Exercise task: Return the complete listing that follows, with each line reproduced exactly.

Dataset:
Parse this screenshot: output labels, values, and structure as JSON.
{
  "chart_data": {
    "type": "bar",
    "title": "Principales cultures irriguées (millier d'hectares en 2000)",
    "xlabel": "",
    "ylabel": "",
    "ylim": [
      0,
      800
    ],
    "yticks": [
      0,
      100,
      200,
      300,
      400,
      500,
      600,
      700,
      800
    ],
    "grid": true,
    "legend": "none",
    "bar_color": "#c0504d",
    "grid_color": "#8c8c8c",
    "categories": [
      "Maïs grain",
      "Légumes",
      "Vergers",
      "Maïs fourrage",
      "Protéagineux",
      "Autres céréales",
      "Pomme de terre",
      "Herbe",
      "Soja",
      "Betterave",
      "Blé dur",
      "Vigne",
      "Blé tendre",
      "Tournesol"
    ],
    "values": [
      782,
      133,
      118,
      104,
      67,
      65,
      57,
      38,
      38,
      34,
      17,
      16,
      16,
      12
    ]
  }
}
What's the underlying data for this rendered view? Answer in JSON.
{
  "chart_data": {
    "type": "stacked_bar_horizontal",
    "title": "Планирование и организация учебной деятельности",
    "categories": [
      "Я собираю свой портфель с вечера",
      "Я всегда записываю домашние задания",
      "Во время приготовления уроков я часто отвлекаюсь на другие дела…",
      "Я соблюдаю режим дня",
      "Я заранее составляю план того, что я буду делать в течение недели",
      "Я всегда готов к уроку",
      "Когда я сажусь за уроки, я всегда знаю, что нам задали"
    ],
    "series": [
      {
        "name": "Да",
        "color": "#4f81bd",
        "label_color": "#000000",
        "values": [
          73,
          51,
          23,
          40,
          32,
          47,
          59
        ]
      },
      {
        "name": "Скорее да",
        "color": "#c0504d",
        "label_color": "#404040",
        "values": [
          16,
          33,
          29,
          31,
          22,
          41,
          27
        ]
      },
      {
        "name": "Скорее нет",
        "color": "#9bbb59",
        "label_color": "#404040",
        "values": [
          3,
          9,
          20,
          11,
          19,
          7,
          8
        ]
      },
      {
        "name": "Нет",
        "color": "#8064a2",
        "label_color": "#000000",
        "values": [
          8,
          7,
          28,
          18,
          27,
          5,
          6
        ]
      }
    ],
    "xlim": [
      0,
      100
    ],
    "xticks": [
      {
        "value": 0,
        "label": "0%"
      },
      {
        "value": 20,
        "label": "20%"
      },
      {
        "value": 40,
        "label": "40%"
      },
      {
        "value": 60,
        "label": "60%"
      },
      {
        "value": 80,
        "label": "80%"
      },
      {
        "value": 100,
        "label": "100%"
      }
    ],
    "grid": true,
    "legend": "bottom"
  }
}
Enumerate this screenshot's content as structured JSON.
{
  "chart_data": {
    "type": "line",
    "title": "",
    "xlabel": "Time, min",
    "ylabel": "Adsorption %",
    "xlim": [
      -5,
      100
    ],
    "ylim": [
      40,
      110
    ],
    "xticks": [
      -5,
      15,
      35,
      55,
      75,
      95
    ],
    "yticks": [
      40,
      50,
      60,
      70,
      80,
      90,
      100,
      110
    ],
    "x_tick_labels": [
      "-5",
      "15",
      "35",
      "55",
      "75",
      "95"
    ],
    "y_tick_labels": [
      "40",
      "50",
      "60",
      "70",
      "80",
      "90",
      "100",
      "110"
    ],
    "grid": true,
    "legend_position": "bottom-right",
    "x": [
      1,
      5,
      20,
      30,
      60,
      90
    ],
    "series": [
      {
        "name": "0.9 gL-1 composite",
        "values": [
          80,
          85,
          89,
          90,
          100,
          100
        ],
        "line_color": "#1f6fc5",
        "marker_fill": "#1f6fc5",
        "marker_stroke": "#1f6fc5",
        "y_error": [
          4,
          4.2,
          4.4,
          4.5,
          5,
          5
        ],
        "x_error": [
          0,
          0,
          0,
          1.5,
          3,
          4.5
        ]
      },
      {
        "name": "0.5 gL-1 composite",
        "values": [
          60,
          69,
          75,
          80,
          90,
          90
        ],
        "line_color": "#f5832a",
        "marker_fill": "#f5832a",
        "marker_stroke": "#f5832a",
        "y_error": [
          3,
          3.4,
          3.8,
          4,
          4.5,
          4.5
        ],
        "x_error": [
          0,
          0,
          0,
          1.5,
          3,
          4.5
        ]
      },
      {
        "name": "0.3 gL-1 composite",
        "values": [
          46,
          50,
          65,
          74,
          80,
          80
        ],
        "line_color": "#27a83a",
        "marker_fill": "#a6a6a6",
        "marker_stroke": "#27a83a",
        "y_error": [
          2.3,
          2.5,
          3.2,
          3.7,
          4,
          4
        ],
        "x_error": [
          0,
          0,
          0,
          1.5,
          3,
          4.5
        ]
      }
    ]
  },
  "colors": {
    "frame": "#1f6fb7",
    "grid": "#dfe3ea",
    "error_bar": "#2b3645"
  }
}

The result:
Parse this screenshot: output labels, values, and structure as JSON.
{
  "chart_data": {
    "type": "bar",
    "title": "Principales cultures irriguées (millier d'hectares en 2000)",
    "xlabel": "",
    "ylabel": "",
    "ylim": [
      0,
      800
    ],
    "yticks": [
      0,
      100,
      200,
      300,
      400,
      500,
      600,
      700,
      800
    ],
    "grid": true,
    "legend": "none",
    "bar_color": "#c0504d",
    "grid_color": "#8c8c8c",
    "categories": [
      "Maïs grain",
      "Légumes",
      "Vergers",
      "Maïs fourrage",
      "Protéagineux",
      "Autres céréales",
      "Pomme de terre",
      "Herbe",
      "Soja",
      "Betterave",
      "Blé dur",
      "Vigne",
      "Blé tendre",
      "Tournesol"
    ],
    "values": [
      782,
      133,
      118,
      104,
      67,
      65,
      57,
      38,
      38,
      34,
      17,
      16,
      16,
      12
    ]
  }
}
What's the underlying data for this rendered view? Answer in JSON.
{
  "chart_data": {
    "type": "stacked_bar_horizontal",
    "title": "Планирование и организация учебной деятельности",
    "categories": [
      "Я собираю свой портфель с вечера",
      "Я всегда записываю домашние задания",
      "Во время приготовления уроков я часто отвлекаюсь на другие дела…",
      "Я соблюдаю режим дня",
      "Я заранее составляю план того, что я буду делать в течение недели",
      "Я всегда готов к уроку",
      "Когда я сажусь за уроки, я всегда знаю, что нам задали"
    ],
    "series": [
      {
        "name": "Да",
        "color": "#4f81bd",
        "label_color": "#000000",
        "values": [
          73,
          51,
          23,
          40,
          32,
          47,
          59
        ]
      },
      {
        "name": "Скорее да",
        "color": "#c0504d",
        "label_color": "#404040",
        "values": [
          16,
          33,
          29,
          31,
          22,
          41,
          27
        ]
      },
      {
        "name": "Скорее нет",
        "color": "#9bbb59",
        "label_color": "#404040",
        "values": [
          3,
          9,
          20,
          11,
          19,
          7,
          8
        ]
      },
      {
        "name": "Нет",
        "color": "#8064a2",
        "label_color": "#000000",
        "values": [
          8,
          7,
          28,
          18,
          27,
          5,
          6
        ]
      }
    ],
    "xlim": [
      0,
      100
    ],
    "xticks": [
      {
        "value": 0,
        "label": "0%"
      },
      {
        "value": 20,
        "label": "20%"
      },
      {
        "value": 40,
        "label": "40%"
      },
      {
        "value": 60,
        "label": "60%"
      },
      {
        "value": 80,
        "label": "80%"
      },
      {
        "value": 100,
        "label": "100%"
      }
    ],
    "grid": true,
    "legend": "bottom"
  }
}
Enumerate this screenshot's content as structured JSON.
{
  "chart_data": {
    "type": "line",
    "title": "",
    "xlabel": "Time, min",
    "ylabel": "Adsorption %",
    "xlim": [
      -5,
      100
    ],
    "ylim": [
      40,
      110
    ],
    "xticks": [
      -5,
      15,
      35,
      55,
      75,
      95
    ],
    "yticks": [
      40,
      50,
      60,
      70,
      80,
      90,
      100,
      110
    ],
    "x_tick_labels": [
      "-5",
      "15",
      "35",
      "55",
      "75",
      "95"
    ],
    "y_tick_labels": [
      "40",
      "50",
      "60",
      "70",
      "80",
      "90",
      "100",
      "110"
    ],
    "grid": true,
    "legend_position": "bottom-right",
    "x": [
      1,
      5,
      20,
      30,
      60,
      90
    ],
    "series": [
      {
        "name": "0.9 gL-1 composite",
        "values": [
          80,
          85,
          89,
          90,
          100,
          100
        ],
        "line_color": "#1f6fc5",
        "marker_fill": "#1f6fc5",
        "marker_stroke": "#1f6fc5",
        "y_error": [
          4,
          4.2,
          4.4,
          4.5,
          5,
          5
        ],
        "x_error": [
          0,
          0,
          0,
          1.5,
          3,
          4.5
        ]
      },
      {
        "name": "0.5 gL-1 composite",
        "values": [
          60,
          69,
          75,
          80,
          90,
          90
        ],
        "line_color": "#f5832a",
        "marker_fill": "#f5832a",
        "marker_stroke": "#f5832a",
        "y_error": [
          3,
          3.4,
          3.8,
          4,
          4.5,
          4.5
        ],
        "x_error": [
          0,
          0,
          0,
          1.5,
          3,
          4.5
        ]
      },
      {
        "name": "0.3 gL-1 composite",
        "values": [
          46,
          50,
          65,
          74,
          80,
          80
        ],
        "line_color": "#27a83a",
        "marker_fill": "#a6a6a6",
        "marker_stroke": "#27a83a",
        "y_error": [
          2.3,
          2.5,
          3.2,
          3.7,
          4,
          4
        ],
        "x_error": [
          0,
          0,
          0,
          1.5,
          3,
          4.5
        ]
      }
    ]
  },
  "colors": {
    "frame": "#1f6fb7",
    "grid": "#dfe3ea",
    "error_bar": "#2b3645"
  }
}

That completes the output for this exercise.